(任务要求)
A - 把文章中的这句话译成英文:“明代在中国文化史上是一个较特殊的时期,蓬勃兴起的市民社会对文化治理提出了空前挑战。”
B - 请将文章中从“礼乐文明是中华文明的基本底色”到“代礼乐的地位。不妥之处,望学界大贤赐正。”的这一段逐字重新录入。

礼乐文明是中华文明的基本底色,在其发展过程中始终存在高雅与通俗、庙堂与民间的复杂对撞,正是这些对撞促使中国文化不断向前推进。明代在中国文化史上是一个较特殊的时期,蓬勃兴起的市民社会对文化治理提出了空前挑战。我们认为,礼乐是明代建构统一性国家想象的主要媒介,借助这个媒介,民族国家、民族文艺获得合法性。同时,礼乐对文艺走向的影响包含直接与间接的双重作用。在直接层面,礼乐制度是社会文化现象的基本指导,也是文化政策的基本内核,具有硬性的规约作用;在间接层面,社会文化自身的复杂性,导致主流与民间之间必然存在持续张力,此种背景下,礼乐制度、礼乐精神、礼乐想象等内容往往通过塑形社会学术思想和观念体系的方式达到潜移默化的治理效果。由此言之,礼乐、社会思想潮流、艺术走向之间就形成了具有内在一致性的连续体。沿着这个思路,本文试图讨论礼乐、心学、文艺之间的复杂关系,进而从制度、思想、审美相结合的维度重新审视明代礼乐的地位。不妥之处,望学界大贤赐正。

(可用数据)

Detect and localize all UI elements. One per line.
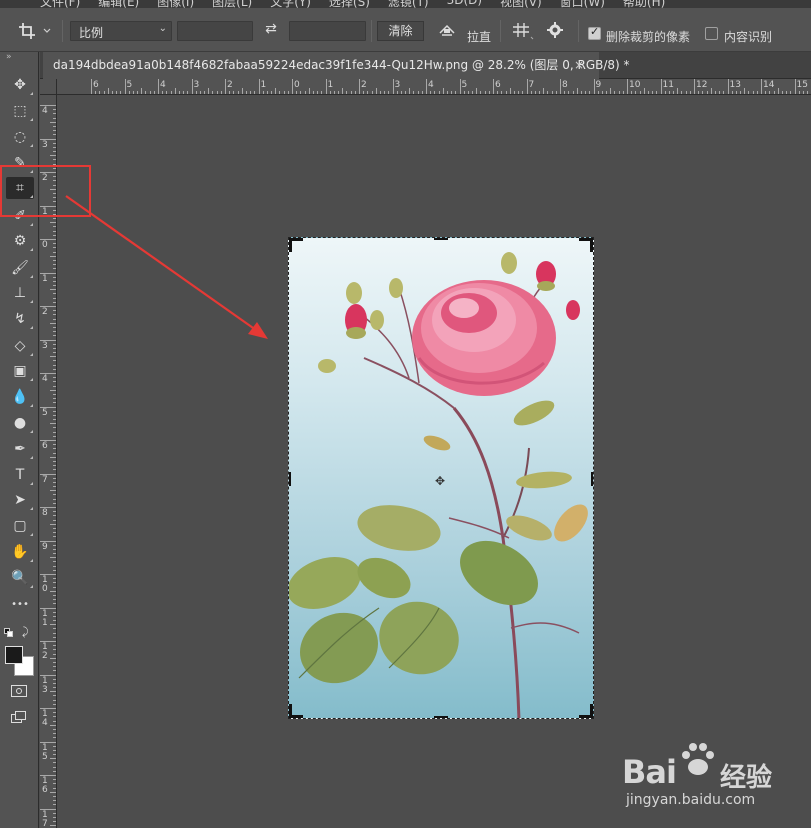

(逐项结果)
A - The Ming dynasty was a rather distinctive period in the history of Chinese culture; the vigorously rising civic society posed an unprecedented challenge to cultural governance.

B -
礼乐文明是中华文明的基本底色,在其发展过程中始终存在高雅与通俗、庙堂与民间的复杂对撞,正是这些对撞促使中国文化不断向前推进。明代在中国文化史上是一个较特殊的时期,蓬勃兴起的市民社会对文化治理提出了空前挑战。我们认为,礼乐是明代建构统一性国家想象的主要媒介,借助这个媒介,民族国家、民族文艺获得合法性。同时,礼乐对文艺走向的影响包含直接与间接的双重作用。在直接层面,礼乐制度是社会文化现象的基本指导,也是文化政策的基本内核,具有硬性的规约作用;在间接层面,社会文化自身的复杂性,导致主流与民间之间必然存在持续张力,此种背景下,礼乐制度、礼乐精神、礼乐想象等内容往往通过塑形社会学术思想和观念体系的方式达到潜移默化的治理效果。由此言之,礼乐、社会思想潮流、艺术走向之间就形成了具有内在一致性的连续体。沿着这个思路,本文试图讨论礼乐、心学、文艺之间的复杂关系,进而从制度、思想、审美相结合的维度重新审视明代礼乐的地位。不妥之处,望学界大贤赐正。